> [Objective]: Gather up every line that includes the string "Energy".
━━━━━ Recorded information
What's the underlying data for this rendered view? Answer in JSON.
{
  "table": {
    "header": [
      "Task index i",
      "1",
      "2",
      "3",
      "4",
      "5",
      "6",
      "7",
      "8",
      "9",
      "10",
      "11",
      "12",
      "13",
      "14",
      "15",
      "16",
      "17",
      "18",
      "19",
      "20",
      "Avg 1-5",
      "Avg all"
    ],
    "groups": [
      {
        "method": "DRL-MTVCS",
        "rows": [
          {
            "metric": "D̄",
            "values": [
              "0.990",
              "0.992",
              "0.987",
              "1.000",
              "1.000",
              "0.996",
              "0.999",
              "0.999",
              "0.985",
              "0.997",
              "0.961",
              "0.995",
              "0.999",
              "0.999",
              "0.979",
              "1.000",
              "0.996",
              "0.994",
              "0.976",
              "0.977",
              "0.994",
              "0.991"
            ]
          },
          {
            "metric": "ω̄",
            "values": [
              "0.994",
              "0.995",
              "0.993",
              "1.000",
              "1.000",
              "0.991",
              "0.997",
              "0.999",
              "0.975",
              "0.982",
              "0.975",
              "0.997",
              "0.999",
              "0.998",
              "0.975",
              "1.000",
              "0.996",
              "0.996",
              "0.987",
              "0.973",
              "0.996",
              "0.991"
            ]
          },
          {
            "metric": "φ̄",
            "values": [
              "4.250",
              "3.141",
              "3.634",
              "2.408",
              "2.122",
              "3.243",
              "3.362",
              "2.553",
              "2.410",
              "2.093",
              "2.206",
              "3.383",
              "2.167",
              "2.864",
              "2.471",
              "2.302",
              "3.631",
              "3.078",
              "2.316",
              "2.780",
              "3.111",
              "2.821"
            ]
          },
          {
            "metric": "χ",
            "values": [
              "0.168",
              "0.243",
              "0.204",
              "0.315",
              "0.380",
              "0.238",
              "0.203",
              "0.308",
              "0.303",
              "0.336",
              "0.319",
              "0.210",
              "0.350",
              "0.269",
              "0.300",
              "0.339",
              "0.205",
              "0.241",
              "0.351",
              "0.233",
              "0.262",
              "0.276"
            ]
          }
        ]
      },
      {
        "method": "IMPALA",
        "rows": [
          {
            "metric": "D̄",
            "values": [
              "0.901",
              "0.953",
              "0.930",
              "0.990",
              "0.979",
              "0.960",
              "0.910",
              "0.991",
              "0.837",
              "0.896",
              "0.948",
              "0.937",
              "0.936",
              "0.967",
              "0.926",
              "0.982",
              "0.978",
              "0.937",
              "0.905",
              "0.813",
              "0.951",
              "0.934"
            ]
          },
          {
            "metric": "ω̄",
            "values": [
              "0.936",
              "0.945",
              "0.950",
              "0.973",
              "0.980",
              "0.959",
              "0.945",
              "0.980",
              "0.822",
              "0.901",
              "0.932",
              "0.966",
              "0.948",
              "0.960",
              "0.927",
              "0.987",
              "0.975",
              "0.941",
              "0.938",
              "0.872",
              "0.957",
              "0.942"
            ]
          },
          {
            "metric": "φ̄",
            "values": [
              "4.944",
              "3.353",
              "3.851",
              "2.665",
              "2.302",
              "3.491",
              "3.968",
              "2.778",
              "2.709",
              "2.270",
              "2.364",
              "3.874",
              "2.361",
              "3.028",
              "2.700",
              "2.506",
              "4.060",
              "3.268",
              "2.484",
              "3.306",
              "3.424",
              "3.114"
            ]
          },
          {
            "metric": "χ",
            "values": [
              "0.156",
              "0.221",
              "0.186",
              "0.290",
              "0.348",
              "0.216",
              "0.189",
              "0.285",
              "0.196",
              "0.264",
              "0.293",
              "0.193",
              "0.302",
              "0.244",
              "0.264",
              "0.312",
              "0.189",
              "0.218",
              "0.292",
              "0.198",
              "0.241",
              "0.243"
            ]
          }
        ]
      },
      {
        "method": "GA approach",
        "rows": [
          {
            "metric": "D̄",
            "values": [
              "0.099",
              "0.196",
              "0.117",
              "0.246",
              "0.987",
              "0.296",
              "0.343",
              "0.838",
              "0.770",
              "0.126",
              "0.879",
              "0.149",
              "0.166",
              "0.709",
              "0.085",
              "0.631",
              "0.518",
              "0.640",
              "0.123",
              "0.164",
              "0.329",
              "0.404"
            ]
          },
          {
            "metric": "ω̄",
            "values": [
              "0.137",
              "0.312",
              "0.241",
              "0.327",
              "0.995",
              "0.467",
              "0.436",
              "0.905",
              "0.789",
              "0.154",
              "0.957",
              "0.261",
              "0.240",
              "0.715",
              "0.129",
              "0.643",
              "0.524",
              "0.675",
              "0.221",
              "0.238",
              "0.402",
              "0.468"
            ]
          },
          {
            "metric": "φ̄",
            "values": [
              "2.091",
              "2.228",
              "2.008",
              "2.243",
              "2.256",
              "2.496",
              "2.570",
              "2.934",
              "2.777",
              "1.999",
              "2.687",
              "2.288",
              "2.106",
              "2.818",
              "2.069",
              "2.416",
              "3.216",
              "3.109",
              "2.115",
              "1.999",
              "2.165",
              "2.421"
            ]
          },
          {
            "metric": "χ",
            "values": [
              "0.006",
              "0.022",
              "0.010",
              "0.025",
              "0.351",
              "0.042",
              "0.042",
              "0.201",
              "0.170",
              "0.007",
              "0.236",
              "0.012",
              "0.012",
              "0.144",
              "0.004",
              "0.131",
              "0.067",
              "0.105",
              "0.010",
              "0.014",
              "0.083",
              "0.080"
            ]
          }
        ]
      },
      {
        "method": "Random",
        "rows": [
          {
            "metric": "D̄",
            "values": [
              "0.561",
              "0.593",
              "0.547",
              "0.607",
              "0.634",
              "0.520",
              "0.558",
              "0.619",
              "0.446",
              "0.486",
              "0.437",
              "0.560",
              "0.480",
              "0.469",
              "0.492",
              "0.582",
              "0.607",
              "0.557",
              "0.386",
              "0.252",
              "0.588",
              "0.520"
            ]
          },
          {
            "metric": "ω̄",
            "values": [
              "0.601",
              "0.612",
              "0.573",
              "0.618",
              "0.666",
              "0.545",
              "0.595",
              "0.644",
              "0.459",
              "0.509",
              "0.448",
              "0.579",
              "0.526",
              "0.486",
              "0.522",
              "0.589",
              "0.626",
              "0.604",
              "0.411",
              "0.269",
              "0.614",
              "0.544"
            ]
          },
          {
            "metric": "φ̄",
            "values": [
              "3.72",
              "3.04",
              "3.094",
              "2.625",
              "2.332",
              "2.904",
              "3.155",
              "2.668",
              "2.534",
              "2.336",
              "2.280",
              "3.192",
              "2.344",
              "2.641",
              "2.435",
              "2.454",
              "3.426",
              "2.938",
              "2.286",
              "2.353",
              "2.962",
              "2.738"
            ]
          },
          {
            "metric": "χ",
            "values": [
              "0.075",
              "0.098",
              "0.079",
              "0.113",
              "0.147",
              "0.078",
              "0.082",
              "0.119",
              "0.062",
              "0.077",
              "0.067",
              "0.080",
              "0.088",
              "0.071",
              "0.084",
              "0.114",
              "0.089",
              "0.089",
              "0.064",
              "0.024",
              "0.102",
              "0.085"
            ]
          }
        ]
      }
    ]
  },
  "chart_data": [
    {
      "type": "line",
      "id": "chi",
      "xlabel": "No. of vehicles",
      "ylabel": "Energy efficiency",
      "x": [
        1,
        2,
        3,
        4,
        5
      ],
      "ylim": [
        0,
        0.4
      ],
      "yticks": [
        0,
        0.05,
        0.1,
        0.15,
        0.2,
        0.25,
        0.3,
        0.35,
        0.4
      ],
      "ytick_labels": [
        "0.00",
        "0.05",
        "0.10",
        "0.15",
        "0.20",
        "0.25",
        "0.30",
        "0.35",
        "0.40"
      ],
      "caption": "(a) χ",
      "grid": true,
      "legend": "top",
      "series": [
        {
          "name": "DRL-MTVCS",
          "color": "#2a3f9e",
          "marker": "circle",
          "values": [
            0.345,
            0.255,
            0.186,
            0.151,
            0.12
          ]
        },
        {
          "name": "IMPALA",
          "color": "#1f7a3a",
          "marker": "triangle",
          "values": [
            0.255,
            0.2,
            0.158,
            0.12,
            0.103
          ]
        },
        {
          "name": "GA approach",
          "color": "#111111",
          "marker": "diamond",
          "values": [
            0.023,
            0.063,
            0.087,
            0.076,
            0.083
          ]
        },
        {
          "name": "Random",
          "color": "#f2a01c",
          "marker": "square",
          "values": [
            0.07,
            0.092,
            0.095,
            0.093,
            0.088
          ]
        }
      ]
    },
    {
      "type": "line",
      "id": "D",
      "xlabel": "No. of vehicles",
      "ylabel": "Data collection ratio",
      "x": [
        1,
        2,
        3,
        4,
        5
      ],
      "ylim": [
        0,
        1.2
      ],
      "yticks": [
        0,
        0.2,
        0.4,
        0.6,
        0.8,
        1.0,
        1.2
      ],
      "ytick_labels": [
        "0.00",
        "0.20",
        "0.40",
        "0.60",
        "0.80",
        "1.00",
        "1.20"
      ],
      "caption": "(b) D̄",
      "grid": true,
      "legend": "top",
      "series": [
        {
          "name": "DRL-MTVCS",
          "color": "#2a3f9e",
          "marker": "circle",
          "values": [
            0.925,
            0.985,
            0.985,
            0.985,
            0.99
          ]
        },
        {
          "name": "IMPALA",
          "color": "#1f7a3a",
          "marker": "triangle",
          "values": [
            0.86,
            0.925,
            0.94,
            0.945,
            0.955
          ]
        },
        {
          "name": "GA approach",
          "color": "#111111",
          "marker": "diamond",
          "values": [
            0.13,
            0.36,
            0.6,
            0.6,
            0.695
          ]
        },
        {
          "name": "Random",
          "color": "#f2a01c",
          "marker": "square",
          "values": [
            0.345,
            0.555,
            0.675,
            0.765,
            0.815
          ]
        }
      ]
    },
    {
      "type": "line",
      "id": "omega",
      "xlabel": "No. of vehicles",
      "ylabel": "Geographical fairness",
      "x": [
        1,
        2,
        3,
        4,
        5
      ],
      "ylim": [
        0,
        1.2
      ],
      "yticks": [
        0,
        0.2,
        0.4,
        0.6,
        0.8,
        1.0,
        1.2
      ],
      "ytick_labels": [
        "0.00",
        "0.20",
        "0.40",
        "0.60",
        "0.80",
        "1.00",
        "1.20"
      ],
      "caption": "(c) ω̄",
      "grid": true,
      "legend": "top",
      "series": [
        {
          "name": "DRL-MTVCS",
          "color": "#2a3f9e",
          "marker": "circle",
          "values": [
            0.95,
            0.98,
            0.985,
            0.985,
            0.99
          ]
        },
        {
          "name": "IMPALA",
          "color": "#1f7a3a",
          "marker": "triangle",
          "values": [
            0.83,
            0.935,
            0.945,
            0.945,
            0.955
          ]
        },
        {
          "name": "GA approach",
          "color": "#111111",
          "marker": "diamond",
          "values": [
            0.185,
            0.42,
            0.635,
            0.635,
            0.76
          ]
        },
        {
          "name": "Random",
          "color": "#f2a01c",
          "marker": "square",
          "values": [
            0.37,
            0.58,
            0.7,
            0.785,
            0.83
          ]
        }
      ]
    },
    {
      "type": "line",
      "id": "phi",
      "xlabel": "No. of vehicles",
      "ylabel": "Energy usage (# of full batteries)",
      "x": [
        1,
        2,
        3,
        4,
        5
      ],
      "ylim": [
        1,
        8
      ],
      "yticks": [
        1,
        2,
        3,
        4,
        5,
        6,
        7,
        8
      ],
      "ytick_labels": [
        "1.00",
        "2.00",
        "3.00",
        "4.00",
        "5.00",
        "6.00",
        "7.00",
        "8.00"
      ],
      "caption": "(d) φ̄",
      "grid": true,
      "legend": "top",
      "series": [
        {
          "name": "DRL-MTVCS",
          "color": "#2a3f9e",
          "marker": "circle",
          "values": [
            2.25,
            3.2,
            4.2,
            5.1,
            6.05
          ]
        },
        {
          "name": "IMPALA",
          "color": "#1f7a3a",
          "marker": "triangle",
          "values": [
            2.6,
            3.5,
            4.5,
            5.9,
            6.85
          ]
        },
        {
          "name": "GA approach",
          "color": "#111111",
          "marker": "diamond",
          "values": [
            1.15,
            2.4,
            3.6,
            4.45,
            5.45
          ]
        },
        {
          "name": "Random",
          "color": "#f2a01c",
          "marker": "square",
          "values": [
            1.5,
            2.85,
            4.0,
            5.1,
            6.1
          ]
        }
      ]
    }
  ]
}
━━━━━━━━━━
> [Answer in full]:
      "ylabel": "Energy efficiency",
      "ylabel": "Energy usage (# of full batteries)",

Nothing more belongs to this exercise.